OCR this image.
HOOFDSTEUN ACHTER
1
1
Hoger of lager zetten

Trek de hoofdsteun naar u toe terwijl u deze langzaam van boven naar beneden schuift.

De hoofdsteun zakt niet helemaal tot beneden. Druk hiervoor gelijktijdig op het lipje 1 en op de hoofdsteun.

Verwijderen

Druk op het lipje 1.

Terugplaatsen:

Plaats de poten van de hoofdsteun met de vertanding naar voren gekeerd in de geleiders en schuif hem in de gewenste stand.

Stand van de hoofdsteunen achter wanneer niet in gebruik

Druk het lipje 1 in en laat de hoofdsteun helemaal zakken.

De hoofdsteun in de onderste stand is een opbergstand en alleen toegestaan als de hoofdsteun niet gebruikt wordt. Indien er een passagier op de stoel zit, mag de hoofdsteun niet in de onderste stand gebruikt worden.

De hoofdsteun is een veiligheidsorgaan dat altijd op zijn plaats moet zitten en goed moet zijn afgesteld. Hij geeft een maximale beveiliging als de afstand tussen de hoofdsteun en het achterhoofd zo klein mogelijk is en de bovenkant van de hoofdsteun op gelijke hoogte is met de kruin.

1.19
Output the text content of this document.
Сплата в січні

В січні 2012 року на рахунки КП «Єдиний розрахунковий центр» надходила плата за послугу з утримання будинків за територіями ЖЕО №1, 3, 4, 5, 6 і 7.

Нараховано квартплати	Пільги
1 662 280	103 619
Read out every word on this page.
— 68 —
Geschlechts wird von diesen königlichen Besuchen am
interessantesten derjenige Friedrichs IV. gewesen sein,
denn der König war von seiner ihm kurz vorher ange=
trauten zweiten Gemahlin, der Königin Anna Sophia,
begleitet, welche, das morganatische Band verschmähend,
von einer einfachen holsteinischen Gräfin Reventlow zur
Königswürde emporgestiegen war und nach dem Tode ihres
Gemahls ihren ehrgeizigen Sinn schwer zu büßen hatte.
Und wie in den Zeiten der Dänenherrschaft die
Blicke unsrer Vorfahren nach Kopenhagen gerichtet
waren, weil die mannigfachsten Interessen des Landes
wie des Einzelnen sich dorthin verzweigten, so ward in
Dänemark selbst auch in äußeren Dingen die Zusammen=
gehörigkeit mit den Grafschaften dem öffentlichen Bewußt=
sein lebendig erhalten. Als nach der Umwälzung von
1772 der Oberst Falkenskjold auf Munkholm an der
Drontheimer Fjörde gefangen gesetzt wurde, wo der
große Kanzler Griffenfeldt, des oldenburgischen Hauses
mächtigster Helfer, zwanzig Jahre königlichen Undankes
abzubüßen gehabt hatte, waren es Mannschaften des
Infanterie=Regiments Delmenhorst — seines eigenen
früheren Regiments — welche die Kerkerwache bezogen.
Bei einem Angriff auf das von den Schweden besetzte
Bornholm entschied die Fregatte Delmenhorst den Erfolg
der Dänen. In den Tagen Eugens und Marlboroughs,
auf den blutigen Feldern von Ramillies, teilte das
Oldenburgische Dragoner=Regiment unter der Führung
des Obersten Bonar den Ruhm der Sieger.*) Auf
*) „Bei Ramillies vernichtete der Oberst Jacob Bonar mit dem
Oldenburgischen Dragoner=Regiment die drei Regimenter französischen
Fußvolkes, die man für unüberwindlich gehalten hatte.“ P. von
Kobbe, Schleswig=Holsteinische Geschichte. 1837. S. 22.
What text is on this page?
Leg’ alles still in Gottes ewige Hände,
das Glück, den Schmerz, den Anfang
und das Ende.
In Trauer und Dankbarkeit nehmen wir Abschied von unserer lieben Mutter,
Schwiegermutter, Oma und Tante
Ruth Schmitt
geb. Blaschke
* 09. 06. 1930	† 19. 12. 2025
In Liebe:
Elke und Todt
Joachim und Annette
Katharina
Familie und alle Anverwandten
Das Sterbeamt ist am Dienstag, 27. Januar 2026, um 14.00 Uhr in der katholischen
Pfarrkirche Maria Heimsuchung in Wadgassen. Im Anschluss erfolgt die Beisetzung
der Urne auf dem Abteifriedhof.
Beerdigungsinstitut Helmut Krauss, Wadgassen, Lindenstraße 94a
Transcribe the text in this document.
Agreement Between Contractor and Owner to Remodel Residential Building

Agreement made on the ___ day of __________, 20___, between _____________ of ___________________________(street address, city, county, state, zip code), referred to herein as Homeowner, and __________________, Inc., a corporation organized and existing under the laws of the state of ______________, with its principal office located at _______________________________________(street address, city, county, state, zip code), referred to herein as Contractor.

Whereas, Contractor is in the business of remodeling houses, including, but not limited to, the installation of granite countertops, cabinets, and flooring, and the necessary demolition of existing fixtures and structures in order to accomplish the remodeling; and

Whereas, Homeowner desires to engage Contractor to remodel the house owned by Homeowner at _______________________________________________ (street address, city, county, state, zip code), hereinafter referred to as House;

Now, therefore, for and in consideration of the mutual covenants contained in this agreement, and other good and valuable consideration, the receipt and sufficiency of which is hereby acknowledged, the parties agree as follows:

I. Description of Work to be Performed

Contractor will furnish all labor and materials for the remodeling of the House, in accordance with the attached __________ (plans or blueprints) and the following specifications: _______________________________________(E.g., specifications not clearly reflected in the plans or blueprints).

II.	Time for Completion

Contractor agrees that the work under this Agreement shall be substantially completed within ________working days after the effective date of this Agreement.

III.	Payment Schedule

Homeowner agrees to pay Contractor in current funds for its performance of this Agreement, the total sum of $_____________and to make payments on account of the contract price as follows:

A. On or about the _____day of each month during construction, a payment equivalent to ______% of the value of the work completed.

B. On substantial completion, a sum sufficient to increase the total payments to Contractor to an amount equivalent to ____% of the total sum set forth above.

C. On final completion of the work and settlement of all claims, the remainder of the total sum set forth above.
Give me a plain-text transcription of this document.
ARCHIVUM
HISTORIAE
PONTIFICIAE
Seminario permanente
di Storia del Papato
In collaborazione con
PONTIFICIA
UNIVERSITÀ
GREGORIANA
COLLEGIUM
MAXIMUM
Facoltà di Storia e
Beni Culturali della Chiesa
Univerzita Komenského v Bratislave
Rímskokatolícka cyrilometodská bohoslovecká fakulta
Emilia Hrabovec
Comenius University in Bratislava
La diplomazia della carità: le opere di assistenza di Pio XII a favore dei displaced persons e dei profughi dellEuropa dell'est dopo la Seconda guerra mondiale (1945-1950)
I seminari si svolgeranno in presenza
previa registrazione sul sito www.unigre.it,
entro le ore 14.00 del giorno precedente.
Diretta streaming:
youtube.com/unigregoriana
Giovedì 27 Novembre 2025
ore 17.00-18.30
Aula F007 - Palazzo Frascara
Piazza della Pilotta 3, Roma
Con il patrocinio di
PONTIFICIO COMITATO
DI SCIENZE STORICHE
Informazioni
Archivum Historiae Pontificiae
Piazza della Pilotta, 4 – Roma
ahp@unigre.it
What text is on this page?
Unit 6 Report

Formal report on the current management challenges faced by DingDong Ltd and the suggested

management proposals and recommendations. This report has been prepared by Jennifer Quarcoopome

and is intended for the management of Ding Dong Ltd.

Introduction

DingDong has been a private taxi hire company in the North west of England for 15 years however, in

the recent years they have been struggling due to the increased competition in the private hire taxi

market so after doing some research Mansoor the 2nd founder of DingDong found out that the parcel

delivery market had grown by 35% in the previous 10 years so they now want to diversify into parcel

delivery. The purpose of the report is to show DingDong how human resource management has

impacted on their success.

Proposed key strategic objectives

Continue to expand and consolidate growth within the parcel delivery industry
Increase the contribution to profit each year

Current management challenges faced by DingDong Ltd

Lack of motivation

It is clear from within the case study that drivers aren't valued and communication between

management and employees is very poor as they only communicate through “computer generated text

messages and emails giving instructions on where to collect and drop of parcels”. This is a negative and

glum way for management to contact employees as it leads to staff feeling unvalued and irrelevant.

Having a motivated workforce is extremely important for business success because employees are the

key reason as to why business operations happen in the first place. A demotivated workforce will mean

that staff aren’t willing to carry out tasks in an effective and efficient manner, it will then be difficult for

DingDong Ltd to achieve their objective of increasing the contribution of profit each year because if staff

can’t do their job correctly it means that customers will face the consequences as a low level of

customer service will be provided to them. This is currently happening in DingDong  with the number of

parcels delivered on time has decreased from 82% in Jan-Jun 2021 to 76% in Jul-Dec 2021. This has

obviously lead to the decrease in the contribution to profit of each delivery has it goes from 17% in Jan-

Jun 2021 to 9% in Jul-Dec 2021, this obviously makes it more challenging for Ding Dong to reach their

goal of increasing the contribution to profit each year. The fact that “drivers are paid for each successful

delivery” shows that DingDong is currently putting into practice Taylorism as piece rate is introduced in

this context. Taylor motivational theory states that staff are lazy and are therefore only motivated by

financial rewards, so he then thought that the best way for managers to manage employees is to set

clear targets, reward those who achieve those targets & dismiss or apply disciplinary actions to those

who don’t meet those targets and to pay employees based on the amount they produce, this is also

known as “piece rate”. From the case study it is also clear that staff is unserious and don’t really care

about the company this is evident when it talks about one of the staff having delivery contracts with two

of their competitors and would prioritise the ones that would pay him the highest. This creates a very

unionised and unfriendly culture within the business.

● **Exercise goal**: List every line above that contains the word "currently".

● **The result**:
customer service will be provided to them. This is currently happening in DingDong  with the number of
delivery” shows that DingDong is currently putting into practice Taylorism as piece rate is introduced in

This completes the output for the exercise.